### [The request]
Reproduce the lines from the start of the records through the line that contains "taskbar: Start 1:10 PM xyxy=(0,692,1280,720)", including both ends.

### [Given data]
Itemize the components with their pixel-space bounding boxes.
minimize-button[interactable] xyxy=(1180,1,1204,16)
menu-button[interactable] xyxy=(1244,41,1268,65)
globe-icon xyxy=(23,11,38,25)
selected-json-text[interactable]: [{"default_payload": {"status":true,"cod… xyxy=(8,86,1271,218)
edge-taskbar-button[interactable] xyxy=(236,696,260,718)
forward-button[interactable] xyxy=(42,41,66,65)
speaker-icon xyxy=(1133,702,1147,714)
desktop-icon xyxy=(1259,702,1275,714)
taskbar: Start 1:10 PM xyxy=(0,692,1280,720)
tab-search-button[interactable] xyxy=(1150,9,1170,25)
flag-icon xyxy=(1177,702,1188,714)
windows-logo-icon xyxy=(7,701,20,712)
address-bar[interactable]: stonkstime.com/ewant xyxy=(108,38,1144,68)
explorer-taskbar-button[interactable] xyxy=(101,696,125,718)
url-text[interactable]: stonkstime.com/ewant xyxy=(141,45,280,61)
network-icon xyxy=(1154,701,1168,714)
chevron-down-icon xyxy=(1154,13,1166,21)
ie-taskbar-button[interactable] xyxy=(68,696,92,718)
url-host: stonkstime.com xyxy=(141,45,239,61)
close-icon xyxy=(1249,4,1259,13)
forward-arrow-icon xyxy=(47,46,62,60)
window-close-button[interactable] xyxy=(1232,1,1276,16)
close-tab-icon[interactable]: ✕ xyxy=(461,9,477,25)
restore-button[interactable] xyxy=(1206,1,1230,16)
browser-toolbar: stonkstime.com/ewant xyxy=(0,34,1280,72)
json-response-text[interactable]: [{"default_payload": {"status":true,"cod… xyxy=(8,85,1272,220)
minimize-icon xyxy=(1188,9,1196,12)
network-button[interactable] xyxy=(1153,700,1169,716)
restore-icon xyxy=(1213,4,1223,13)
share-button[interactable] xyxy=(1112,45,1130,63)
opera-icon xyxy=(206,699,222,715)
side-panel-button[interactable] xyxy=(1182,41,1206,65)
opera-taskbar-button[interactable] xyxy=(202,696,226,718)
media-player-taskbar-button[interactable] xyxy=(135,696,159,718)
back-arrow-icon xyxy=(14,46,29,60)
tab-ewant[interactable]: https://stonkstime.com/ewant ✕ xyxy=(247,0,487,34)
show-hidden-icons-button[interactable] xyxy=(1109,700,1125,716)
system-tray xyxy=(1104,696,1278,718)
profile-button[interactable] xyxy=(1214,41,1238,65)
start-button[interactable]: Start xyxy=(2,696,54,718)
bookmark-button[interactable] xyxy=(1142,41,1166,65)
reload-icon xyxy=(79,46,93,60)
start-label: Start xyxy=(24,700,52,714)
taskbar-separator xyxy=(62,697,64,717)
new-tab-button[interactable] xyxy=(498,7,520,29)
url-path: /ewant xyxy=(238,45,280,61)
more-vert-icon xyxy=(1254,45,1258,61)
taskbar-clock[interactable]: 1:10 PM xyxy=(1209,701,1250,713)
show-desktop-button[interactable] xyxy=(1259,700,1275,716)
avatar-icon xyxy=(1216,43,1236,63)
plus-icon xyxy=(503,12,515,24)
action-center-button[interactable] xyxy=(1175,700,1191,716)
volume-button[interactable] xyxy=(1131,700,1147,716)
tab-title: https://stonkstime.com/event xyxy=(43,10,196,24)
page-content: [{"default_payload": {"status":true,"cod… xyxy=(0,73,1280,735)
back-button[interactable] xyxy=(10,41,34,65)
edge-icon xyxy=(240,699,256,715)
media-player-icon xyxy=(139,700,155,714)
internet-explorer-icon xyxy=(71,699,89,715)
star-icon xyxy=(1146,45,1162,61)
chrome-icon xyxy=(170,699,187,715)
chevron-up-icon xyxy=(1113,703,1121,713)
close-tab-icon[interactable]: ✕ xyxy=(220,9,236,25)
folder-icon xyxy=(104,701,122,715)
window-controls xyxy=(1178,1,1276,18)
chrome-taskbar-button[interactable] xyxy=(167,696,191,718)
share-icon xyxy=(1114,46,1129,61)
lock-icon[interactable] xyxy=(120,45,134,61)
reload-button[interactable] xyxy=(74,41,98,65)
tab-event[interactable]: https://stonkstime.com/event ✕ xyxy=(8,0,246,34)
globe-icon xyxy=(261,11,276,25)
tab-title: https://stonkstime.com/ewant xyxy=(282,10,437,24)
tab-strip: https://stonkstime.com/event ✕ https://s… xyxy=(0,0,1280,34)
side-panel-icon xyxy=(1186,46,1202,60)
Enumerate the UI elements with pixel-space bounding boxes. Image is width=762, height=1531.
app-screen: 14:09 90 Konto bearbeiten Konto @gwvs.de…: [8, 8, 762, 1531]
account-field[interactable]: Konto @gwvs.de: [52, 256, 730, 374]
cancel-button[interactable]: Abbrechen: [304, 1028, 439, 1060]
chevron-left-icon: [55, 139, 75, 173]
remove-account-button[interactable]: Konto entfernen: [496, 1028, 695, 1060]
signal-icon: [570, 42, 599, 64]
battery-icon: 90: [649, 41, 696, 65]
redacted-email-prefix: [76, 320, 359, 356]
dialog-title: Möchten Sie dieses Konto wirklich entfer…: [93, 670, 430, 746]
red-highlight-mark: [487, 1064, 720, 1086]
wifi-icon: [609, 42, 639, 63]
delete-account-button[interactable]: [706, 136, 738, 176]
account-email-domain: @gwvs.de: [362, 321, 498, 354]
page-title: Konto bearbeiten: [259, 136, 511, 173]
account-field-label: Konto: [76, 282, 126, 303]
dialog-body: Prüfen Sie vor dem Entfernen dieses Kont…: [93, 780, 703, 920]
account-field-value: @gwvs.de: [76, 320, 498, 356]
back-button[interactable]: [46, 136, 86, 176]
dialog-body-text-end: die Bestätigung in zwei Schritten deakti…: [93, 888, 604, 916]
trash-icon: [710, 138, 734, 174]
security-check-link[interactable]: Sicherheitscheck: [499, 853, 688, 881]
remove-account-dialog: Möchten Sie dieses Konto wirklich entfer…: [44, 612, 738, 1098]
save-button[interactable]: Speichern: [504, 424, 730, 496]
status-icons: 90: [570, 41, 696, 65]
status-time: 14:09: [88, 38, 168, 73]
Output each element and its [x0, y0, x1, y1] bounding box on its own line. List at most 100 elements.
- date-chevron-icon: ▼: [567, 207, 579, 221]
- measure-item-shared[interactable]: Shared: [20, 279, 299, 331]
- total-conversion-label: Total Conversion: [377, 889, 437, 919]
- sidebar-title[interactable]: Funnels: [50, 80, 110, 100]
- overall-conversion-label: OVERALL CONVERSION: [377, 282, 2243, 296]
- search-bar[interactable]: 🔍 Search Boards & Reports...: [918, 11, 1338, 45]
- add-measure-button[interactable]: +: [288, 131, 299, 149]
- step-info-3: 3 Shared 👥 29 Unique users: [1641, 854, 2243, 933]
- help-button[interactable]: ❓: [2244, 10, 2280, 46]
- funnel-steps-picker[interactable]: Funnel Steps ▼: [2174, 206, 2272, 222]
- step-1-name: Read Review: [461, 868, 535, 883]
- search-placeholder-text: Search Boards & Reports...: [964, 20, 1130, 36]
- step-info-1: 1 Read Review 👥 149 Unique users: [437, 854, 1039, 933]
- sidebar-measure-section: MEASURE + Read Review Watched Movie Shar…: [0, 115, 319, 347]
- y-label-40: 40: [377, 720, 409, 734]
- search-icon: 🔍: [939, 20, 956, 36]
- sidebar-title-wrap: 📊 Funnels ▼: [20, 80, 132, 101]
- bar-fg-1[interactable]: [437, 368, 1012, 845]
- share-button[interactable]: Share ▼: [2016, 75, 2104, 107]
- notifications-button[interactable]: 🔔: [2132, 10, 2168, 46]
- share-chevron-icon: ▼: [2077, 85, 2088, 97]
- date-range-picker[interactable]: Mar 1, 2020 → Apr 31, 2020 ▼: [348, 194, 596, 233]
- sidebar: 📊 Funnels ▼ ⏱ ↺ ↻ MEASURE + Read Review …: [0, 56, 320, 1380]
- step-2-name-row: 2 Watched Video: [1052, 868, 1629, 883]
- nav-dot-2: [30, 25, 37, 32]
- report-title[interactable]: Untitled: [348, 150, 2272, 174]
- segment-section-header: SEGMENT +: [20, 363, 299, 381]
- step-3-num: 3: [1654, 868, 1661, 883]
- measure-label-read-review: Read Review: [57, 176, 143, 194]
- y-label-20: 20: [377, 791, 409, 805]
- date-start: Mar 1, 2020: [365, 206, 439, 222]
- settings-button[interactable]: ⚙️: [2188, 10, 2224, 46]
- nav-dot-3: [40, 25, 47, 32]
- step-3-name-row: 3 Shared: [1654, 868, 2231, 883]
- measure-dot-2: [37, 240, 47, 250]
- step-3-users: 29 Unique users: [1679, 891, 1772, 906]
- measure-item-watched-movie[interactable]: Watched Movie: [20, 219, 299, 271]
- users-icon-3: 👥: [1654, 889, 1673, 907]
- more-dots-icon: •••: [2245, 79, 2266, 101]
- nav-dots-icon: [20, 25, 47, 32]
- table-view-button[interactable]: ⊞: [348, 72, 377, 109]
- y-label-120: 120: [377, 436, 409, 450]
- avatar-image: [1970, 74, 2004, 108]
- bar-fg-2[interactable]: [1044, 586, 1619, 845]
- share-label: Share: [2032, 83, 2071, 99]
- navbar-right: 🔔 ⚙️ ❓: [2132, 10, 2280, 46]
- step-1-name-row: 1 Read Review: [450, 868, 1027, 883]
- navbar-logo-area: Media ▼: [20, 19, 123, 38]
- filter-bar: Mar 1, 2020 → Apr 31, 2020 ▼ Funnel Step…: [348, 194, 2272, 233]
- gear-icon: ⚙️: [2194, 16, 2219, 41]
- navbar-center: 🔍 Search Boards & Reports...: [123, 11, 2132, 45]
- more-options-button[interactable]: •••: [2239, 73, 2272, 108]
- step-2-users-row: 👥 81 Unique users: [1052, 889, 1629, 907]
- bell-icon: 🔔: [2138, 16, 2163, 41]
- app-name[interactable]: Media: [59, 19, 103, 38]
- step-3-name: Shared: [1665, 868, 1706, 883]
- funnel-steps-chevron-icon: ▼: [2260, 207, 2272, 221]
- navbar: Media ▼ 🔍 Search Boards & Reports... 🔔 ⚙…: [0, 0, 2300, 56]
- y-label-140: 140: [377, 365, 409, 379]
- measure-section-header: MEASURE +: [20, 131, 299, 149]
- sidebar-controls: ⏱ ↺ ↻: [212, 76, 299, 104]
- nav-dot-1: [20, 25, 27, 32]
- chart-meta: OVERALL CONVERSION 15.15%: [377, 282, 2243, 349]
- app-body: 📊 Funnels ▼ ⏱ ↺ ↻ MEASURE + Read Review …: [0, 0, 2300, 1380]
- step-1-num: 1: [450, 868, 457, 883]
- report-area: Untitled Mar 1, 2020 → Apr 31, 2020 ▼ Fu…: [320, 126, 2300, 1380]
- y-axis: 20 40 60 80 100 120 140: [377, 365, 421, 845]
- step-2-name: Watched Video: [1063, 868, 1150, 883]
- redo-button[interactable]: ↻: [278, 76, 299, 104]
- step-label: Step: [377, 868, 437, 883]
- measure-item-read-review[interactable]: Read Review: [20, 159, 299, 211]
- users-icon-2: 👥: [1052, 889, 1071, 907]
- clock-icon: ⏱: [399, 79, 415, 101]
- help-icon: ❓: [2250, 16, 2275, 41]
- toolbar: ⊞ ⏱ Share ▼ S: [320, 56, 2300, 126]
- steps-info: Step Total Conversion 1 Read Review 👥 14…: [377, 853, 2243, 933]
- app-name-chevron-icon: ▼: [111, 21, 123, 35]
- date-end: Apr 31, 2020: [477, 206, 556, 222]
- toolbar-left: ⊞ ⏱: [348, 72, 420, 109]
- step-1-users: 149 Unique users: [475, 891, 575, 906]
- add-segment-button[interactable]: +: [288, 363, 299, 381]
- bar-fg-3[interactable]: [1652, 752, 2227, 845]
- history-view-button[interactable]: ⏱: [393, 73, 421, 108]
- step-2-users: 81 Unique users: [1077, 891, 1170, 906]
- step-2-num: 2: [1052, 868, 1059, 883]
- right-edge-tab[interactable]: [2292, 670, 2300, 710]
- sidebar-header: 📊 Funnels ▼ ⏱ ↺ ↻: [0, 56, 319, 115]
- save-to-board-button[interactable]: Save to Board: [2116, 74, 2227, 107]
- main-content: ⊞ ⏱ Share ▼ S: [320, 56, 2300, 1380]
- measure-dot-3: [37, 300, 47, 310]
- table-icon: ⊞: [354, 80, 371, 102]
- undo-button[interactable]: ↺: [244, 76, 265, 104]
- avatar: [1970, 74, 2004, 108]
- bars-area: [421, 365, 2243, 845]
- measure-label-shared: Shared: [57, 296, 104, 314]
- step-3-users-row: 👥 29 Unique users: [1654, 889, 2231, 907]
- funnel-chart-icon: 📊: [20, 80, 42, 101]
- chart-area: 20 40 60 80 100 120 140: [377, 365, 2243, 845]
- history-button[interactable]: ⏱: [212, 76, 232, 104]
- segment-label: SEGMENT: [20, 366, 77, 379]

### [Exercise answer]
Itemize the components with their pixel-space bounding boxes.
minimize-button[interactable] xyxy=(1180,1,1204,16)
menu-button[interactable] xyxy=(1244,41,1268,65)
globe-icon xyxy=(23,11,38,25)
selected-json-text[interactable]: [{"default_payload": {"status":true,"cod… xyxy=(8,86,1271,218)
edge-taskbar-button[interactable] xyxy=(236,696,260,718)
forward-button[interactable] xyxy=(42,41,66,65)
speaker-icon xyxy=(1133,702,1147,714)
desktop-icon xyxy=(1259,702,1275,714)
taskbar: Start 1:10 PM xyxy=(0,692,1280,720)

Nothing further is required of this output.